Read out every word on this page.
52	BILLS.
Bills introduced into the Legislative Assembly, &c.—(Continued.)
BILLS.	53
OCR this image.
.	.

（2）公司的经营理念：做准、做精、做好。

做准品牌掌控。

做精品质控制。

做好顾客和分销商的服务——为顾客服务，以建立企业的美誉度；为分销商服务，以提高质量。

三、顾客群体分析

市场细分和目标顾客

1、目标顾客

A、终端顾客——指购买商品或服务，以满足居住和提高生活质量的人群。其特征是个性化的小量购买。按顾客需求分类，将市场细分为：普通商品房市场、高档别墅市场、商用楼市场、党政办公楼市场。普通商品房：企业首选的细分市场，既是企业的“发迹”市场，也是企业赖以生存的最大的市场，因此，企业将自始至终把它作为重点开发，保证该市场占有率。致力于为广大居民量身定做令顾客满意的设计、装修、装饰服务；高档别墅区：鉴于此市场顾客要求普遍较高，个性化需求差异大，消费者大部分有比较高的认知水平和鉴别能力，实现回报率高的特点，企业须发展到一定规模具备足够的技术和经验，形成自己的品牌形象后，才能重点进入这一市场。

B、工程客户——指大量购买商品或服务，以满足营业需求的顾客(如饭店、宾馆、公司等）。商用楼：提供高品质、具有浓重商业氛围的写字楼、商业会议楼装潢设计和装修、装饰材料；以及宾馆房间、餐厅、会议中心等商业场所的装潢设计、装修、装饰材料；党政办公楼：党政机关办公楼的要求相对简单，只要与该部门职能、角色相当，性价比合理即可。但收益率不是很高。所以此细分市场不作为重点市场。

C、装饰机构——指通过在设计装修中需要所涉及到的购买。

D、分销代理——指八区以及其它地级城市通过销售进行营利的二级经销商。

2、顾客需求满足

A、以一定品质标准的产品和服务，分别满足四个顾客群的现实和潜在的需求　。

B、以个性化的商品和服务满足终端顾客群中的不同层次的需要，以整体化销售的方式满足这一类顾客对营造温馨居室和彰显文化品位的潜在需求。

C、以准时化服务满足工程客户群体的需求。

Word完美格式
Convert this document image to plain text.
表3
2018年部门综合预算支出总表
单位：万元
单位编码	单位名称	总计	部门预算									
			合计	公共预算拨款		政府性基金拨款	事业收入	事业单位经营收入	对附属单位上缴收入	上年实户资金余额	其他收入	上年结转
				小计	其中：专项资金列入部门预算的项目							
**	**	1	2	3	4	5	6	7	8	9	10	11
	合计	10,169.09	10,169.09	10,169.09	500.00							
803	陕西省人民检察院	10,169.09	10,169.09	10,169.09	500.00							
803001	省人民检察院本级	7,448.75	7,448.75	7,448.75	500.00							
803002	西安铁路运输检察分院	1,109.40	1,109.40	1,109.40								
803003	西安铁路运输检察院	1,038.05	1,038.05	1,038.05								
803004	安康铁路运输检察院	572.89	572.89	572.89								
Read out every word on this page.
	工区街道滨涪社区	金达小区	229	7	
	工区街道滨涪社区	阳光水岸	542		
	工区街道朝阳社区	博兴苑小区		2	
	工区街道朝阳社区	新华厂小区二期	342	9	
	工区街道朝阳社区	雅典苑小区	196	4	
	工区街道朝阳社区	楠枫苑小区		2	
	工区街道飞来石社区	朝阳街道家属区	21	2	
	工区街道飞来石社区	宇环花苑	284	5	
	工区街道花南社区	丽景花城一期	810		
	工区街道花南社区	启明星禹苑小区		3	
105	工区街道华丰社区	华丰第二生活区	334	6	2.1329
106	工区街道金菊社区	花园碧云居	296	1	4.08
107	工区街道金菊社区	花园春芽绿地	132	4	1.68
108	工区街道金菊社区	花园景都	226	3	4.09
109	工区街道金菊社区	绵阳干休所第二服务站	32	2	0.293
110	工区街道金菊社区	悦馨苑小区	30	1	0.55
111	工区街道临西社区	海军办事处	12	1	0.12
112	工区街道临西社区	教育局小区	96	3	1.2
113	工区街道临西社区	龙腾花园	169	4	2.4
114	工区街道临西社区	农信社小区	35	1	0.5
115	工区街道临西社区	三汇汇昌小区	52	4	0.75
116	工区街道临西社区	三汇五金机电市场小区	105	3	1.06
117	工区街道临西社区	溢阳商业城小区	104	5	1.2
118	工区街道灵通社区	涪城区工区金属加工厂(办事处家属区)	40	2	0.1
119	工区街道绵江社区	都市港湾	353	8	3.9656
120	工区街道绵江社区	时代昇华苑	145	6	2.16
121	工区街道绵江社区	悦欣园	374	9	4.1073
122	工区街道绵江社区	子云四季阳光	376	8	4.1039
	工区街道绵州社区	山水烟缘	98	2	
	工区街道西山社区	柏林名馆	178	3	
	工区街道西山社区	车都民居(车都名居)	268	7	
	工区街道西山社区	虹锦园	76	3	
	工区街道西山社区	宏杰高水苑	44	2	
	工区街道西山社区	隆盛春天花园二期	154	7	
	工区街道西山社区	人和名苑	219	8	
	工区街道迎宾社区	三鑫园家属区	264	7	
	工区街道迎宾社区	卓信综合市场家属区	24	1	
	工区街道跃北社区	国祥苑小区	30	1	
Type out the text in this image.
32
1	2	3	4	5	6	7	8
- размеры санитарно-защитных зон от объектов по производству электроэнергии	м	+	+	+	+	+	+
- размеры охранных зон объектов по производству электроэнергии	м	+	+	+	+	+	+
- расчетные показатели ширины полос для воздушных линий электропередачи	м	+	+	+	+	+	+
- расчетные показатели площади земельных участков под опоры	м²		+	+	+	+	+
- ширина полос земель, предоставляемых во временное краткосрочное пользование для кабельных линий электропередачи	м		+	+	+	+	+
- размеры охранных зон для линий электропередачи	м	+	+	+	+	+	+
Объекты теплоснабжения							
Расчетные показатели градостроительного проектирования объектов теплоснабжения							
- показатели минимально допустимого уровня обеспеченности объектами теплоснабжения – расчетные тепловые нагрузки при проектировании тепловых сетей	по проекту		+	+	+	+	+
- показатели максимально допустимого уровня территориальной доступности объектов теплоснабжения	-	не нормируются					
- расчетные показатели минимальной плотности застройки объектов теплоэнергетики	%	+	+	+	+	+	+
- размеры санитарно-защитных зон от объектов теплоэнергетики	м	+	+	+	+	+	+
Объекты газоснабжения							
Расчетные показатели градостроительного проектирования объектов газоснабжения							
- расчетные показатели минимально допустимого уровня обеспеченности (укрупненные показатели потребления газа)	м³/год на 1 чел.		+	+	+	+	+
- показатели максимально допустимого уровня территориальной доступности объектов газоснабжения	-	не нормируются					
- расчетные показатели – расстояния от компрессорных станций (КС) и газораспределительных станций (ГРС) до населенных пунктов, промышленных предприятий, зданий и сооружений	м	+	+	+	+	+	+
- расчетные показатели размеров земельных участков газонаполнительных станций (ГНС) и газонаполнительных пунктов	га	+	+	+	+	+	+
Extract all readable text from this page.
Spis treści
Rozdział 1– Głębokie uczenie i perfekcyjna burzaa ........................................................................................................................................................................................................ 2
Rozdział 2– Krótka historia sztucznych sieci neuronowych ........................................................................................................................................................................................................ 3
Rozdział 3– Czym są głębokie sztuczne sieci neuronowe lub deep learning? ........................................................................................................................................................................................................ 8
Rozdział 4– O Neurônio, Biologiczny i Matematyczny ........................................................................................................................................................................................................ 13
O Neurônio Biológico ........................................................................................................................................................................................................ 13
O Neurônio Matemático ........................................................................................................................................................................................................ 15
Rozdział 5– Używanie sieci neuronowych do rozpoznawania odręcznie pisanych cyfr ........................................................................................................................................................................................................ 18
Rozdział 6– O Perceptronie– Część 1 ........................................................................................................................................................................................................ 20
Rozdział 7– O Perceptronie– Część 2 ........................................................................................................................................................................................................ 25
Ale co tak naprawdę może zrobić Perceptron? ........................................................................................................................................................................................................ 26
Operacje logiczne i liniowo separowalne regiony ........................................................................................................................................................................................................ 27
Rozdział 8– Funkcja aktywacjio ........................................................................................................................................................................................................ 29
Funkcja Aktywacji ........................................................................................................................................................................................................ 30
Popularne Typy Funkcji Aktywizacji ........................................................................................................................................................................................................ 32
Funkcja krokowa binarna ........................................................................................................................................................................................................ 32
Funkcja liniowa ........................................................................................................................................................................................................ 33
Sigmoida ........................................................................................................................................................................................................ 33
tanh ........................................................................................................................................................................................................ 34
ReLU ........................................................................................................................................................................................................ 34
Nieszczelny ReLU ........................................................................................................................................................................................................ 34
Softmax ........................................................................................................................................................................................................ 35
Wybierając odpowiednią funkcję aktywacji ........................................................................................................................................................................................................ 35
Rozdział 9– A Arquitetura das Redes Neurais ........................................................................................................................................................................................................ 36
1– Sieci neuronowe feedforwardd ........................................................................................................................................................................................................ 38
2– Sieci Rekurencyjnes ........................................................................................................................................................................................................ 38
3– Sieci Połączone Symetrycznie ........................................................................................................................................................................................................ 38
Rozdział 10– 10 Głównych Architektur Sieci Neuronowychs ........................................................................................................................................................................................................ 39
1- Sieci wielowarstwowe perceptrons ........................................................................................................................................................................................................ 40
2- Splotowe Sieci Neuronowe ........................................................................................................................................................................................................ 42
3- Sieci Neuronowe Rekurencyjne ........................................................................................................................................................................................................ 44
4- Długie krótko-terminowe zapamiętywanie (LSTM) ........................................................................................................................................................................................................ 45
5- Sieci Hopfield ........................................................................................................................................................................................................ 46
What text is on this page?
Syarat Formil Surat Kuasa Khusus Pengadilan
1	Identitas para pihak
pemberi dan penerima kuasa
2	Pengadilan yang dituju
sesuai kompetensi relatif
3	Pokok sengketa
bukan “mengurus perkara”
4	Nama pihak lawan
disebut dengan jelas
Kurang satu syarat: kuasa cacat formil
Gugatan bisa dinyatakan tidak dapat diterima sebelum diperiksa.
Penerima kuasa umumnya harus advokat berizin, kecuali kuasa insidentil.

────────────────────────────────────────

## Task to carry out
Count the lines of the data that contain the string "газоснабжения", and reply with that number alone.

## Exercise response
3